== TASK INSTRUCTIONS ==
**A.** In the text section, what are the two broad genres of economic models?
**B.** Please repeat the listing from its first line to the line with "- expand-triangle-icon[interactable]: [29, 53, 37, 65]", with both of those lines included.
=== TEXT SECTION ===
IT security and Risk management seek to understand the relationships between the system's threats, vulnerabilities, countermeasures and assets. Each of these areas has a set of domain specific assumptions baked into them that may reflect a) reality, b) the limitation of the data available, c) the limitations of the analyst in the space.
Economic models fall into two broad genres. Macroeconomic models, the distant descendants of Phillips's machine, belong mostly in central banks. They capture the economy's ups and downs, providing a compass for the folks with their hands on the monetary tiller. The second species, known as computable general equilibrium (CGE) models, largely ignore the vagaries of the business cycle. They concentrate instead on the underlying structure of production, shedding light on the long-term repercussions of such things as the Doha trade round, a big tax reform or climate change.
=== DATASET ROWS ===
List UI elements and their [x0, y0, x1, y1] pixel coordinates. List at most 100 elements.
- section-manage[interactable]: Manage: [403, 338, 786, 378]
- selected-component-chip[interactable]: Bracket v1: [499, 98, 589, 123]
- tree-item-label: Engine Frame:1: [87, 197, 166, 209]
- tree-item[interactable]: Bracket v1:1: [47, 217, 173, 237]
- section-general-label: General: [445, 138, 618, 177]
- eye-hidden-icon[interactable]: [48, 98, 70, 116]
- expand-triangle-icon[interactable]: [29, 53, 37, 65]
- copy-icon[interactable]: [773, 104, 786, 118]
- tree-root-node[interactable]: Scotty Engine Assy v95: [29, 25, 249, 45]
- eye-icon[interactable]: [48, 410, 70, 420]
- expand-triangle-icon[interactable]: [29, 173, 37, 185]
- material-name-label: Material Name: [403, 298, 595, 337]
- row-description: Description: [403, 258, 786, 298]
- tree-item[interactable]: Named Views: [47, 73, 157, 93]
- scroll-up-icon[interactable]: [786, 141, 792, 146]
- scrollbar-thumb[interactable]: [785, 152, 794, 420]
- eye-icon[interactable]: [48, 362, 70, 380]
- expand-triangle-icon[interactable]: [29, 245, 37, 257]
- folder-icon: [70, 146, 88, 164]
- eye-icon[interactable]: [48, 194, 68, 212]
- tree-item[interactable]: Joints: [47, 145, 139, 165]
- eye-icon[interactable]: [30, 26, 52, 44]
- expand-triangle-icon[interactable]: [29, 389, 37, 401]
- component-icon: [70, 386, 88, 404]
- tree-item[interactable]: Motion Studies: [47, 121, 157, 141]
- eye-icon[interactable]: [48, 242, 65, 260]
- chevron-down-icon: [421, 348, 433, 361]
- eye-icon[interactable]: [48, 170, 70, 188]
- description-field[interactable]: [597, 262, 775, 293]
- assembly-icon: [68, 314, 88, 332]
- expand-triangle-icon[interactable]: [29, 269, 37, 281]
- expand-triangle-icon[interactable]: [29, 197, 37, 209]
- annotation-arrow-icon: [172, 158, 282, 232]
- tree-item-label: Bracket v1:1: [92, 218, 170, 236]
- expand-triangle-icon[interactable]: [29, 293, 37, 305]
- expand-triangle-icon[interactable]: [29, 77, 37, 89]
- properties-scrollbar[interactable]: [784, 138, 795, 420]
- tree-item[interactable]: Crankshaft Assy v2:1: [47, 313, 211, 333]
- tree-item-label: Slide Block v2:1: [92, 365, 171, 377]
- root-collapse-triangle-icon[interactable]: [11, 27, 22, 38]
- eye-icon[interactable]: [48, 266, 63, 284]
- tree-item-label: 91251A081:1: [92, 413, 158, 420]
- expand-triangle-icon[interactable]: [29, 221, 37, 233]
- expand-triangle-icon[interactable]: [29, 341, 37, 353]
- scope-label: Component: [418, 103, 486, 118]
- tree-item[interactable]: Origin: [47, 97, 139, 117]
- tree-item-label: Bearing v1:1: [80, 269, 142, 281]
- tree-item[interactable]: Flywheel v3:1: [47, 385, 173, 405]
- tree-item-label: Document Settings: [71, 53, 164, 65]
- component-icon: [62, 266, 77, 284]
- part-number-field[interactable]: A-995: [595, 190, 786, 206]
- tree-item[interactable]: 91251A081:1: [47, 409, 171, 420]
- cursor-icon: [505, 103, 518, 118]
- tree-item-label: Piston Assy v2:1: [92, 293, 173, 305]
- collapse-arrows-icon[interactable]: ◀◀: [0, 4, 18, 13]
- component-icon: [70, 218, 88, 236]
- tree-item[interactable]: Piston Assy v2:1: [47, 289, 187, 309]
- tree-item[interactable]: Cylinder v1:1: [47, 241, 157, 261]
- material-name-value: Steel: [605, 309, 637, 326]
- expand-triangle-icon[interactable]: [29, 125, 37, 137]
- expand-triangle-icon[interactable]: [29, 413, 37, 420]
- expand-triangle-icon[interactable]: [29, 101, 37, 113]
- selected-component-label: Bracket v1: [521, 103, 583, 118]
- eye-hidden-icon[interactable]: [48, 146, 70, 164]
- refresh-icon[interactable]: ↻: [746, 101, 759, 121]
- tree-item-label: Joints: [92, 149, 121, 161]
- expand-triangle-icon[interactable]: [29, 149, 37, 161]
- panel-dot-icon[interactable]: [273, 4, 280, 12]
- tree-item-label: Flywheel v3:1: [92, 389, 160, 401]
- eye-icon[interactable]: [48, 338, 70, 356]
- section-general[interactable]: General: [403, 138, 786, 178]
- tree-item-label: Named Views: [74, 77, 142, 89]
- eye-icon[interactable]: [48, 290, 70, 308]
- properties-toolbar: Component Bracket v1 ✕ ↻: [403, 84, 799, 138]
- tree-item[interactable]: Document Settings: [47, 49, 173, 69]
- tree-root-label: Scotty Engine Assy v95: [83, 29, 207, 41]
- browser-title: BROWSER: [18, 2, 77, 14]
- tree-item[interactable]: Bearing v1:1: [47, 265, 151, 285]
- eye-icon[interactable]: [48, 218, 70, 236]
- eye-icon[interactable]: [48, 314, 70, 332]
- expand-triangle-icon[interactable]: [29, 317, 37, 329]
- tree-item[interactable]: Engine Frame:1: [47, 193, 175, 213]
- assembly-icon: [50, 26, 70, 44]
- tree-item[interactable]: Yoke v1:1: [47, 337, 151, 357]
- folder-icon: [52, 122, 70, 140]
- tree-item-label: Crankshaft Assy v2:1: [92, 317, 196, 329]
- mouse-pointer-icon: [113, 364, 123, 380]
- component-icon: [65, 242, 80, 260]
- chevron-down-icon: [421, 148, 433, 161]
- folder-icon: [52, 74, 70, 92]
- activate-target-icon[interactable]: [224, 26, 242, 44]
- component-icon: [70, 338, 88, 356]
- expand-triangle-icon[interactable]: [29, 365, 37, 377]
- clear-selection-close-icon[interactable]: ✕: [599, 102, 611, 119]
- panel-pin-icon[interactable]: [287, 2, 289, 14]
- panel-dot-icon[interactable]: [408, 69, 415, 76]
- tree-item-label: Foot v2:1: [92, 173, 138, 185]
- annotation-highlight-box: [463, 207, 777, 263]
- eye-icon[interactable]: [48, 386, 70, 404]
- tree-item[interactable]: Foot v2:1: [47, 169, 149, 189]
===
== SOLUTIONS BELOW ==
**A.** Macroeconomic models and computable general equilibrium (CGE) models.

**B.**
List UI elements and their [x0, y0, x1, y1] pixel coordinates. List at most 100 elements.
- section-manage[interactable]: Manage: [403, 338, 786, 378]
- selected-component-chip[interactable]: Bracket v1: [499, 98, 589, 123]
- tree-item-label: Engine Frame:1: [87, 197, 166, 209]
- tree-item[interactable]: Bracket v1:1: [47, 217, 173, 237]
- section-general-label: General: [445, 138, 618, 177]
- eye-hidden-icon[interactable]: [48, 98, 70, 116]
- expand-triangle-icon[interactable]: [29, 53, 37, 65]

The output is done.